# [Challenge]
Show only lines that include "high".

──────── Records shown ────────

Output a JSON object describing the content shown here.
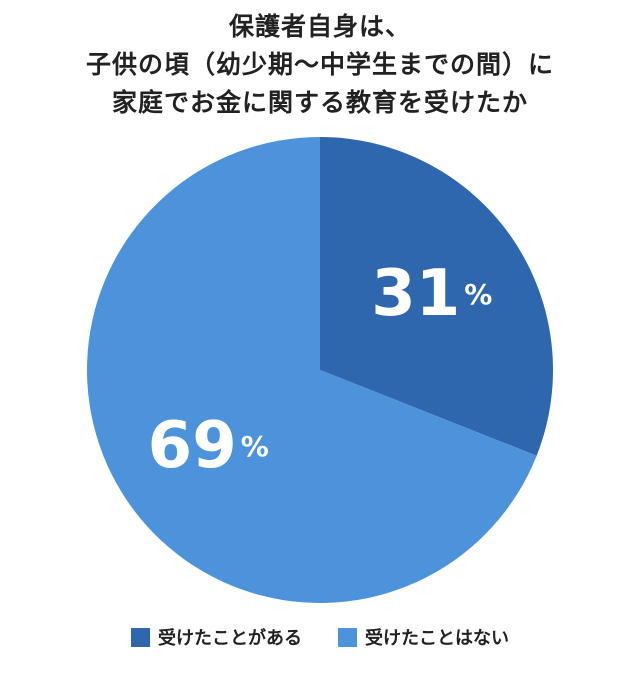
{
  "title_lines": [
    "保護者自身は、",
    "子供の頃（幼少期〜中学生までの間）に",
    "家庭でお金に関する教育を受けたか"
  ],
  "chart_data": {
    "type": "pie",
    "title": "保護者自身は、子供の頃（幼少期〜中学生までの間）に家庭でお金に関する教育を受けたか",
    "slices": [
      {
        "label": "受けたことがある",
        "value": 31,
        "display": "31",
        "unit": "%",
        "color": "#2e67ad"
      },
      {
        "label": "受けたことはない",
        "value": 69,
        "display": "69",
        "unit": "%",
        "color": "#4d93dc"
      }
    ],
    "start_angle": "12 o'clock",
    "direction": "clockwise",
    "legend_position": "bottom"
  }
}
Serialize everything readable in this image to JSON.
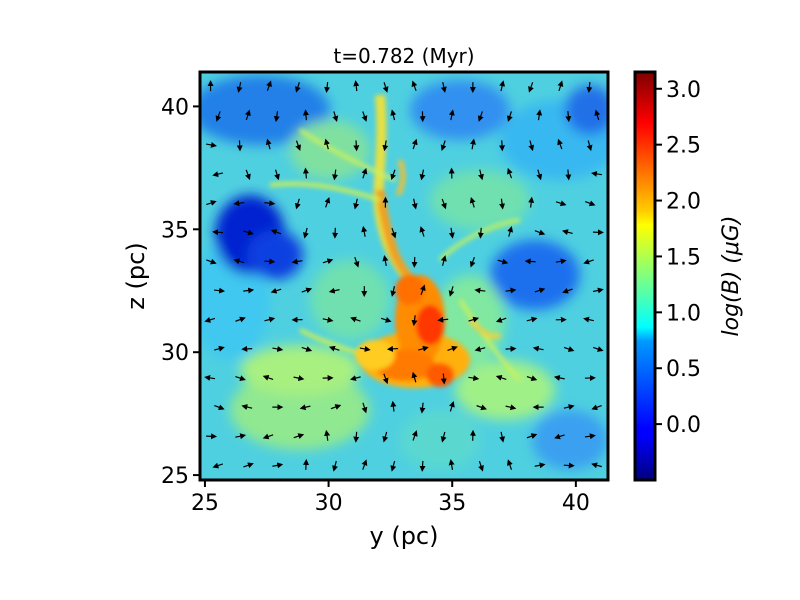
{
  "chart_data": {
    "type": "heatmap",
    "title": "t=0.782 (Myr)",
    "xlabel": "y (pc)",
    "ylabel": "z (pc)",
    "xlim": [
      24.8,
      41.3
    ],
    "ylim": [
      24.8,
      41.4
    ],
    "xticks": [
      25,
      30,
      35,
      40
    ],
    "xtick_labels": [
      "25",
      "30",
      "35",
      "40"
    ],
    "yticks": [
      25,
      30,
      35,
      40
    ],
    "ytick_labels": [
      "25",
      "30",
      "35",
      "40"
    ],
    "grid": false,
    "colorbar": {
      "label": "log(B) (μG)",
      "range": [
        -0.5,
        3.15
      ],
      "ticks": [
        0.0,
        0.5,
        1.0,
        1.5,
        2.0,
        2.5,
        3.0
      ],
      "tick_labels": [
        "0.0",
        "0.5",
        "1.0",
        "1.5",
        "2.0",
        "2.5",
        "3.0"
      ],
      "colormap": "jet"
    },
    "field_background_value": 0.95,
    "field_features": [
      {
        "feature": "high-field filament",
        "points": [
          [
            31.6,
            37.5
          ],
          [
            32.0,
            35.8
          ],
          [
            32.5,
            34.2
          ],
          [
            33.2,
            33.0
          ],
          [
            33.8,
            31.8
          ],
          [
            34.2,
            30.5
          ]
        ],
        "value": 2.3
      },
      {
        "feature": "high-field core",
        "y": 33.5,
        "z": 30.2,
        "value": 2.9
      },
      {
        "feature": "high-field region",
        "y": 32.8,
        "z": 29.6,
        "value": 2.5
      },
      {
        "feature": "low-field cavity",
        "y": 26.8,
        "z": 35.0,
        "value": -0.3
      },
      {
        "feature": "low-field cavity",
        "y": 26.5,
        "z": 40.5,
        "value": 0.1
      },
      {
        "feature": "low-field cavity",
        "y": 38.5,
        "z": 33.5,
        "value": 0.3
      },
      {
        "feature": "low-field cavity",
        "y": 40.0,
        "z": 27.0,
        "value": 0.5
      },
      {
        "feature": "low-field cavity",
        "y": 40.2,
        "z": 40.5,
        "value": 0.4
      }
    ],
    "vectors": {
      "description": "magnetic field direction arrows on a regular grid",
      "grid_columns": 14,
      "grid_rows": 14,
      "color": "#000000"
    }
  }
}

────────
──────── Records shown ────────

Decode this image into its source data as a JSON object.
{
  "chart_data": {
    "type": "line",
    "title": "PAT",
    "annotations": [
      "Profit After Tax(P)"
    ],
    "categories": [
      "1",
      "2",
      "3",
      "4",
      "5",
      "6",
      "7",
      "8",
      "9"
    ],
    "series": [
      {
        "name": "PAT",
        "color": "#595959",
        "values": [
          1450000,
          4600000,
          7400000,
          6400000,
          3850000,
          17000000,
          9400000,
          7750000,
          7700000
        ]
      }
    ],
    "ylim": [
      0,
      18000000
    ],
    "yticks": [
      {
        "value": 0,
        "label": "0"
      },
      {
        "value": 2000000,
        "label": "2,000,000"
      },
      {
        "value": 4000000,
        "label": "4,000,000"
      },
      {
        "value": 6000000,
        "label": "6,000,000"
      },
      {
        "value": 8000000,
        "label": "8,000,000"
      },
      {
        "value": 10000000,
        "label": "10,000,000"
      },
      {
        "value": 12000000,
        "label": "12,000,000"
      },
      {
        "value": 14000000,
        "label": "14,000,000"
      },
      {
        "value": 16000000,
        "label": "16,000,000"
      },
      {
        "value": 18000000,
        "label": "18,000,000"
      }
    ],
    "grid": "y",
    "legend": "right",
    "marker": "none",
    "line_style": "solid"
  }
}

────────
──────── Records shown ────────

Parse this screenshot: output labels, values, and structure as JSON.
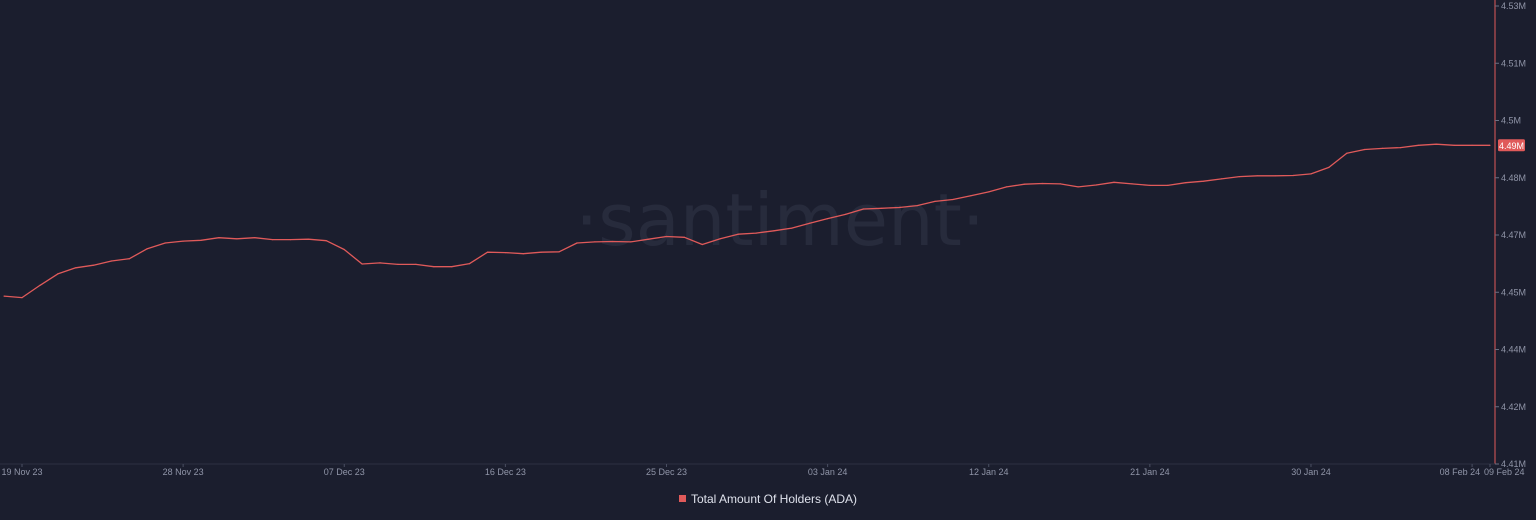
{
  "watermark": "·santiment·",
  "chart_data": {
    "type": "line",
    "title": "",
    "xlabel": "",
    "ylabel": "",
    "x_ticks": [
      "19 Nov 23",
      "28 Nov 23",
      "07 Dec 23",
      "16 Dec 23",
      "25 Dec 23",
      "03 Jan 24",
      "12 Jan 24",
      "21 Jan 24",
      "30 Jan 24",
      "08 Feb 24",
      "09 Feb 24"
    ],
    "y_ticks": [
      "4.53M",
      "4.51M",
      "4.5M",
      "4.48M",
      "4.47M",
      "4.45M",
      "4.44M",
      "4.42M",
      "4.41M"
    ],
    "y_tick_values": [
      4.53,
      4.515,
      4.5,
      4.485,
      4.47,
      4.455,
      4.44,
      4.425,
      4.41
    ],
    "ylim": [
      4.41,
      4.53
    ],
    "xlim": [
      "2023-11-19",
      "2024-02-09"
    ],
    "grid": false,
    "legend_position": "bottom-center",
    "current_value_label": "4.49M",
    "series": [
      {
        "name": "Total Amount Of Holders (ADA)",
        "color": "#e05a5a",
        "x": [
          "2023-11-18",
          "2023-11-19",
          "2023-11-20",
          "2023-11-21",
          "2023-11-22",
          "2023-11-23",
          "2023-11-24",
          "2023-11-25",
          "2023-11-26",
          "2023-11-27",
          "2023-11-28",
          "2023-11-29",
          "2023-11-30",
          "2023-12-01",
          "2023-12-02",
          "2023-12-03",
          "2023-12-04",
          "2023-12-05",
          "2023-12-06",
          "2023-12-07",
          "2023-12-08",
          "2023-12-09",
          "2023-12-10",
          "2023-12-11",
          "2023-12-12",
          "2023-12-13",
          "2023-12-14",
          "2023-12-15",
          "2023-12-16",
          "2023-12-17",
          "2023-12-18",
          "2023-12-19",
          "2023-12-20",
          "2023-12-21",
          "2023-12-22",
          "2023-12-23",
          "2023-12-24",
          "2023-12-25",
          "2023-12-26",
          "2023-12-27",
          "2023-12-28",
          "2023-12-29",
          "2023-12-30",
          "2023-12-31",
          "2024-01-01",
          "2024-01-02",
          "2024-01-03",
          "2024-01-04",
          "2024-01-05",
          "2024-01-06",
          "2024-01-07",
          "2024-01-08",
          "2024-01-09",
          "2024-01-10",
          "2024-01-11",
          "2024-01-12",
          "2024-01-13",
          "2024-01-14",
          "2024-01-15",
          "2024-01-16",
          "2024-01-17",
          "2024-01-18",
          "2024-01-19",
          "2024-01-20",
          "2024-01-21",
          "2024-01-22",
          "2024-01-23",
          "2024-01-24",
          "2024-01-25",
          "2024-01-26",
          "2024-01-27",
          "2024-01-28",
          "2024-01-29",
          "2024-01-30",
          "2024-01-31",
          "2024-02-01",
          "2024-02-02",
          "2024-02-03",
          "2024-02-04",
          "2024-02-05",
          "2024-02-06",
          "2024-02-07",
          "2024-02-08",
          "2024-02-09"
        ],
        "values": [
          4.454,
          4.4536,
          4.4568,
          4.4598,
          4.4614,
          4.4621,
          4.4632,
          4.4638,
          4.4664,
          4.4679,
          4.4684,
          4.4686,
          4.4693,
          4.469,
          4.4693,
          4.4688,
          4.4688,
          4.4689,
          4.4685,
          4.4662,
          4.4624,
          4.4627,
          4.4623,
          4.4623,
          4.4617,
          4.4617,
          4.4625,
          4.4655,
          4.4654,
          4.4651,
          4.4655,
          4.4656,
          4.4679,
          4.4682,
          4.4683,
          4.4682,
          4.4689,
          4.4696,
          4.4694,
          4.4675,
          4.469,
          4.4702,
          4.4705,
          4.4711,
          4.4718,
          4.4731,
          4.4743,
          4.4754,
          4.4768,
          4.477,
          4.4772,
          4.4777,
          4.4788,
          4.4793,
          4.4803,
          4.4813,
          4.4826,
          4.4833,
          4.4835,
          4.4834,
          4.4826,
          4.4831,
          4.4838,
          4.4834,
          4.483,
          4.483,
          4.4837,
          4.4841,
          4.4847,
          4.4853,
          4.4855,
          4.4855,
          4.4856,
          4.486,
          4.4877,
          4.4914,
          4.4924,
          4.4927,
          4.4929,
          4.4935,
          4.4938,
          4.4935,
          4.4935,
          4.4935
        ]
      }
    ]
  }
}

────────

# [The reply]
        "feature": "high-field filament",
        "feature": "high-field core",
        "feature": "high-field region",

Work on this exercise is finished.